_Saved entries_.
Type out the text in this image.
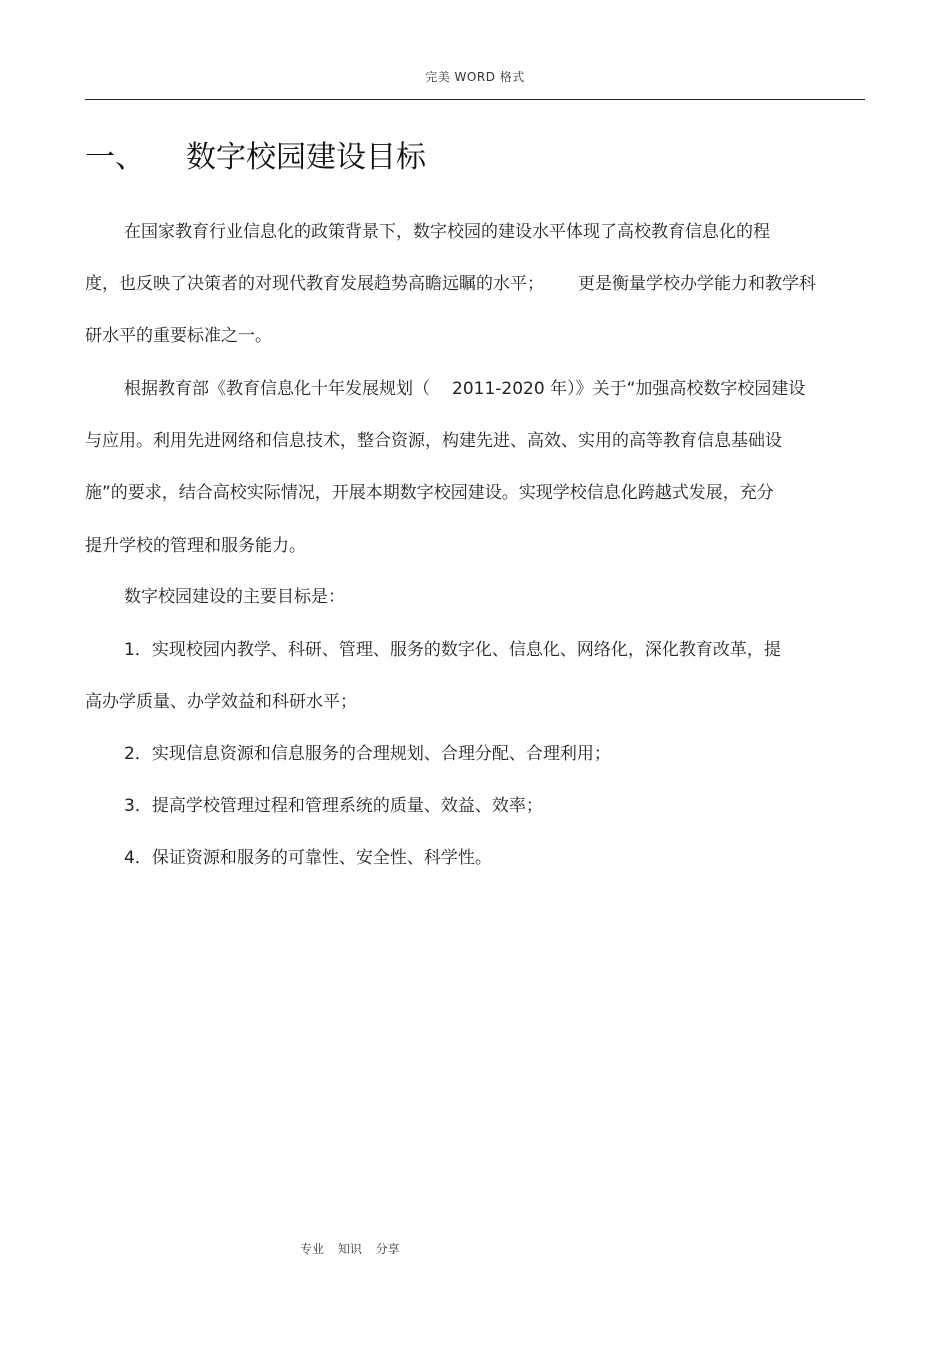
完美 WORD 格式
一、 数字校园建设目标
在国家教育行业信息化的政策背景下，数字校园的建设水平体现了高校教育信息化的程
度，也反映了决策者的对现代教育发展趋势高瞻远瞩的水平； 更是衡量学校办学能力和教学科
研水平的重要标准之一。
根据教育部《教育信息化十年发展规划（ 2011-2020 年）》关于“加强高校数字校园建设
与应用。利用先进网络和信息技术，整合资源，构建先进、高效、实用的高等教育信息基础设
施”的要求，结合高校实际情况，开展本期数字校园建设。实现学校信息化跨越式发展，充分
提升学校的管理和服务能力。
数字校园建设的主要目标是：
1．实现校园内教学、科研、管理、服务的数字化、信息化、网络化，深化教育改革，提
高办学质量、办学效益和科研水平；
2．实现信息资源和信息服务的合理规划、合理分配、合理利用；
3．提高学校管理过程和管理系统的质量、效益、效率；
4．保证资源和服务的可靠性、安全性、科学性。
专业 知识 分享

_OBJECTIVE_. Copy all of the entries verbatim, leaving out any pictures they contain.

_ANSWER BELOW_.
Type out the text in this image.
完美 WORD 格式
一、 数字校园建设目标
在国家教育行业信息化的政策背景下，数字校园的建设水平体现了高校教育信息化的程
度，也反映了决策者的对现代教育发展趋势高瞻远瞩的水平； 更是衡量学校办学能力和教学科
研水平的重要标准之一。
根据教育部《教育信息化十年发展规划（ 2011-2020 年）》关于“加强高校数字校园建设
与应用。利用先进网络和信息技术，整合资源，构建先进、高效、实用的高等教育信息基础设
施”的要求，结合高校实际情况，开展本期数字校园建设。实现学校信息化跨越式发展，充分
提升学校的管理和服务能力。
数字校园建设的主要目标是：
1．实现校园内教学、科研、管理、服务的数字化、信息化、网络化，深化教育改革，提
高办学质量、办学效益和科研水平；
2．实现信息资源和信息服务的合理规划、合理分配、合理利用；
3．提高学校管理过程和管理系统的质量、效益、效率；
4．保证资源和服务的可靠性、安全性、科学性。
专业 知识 分享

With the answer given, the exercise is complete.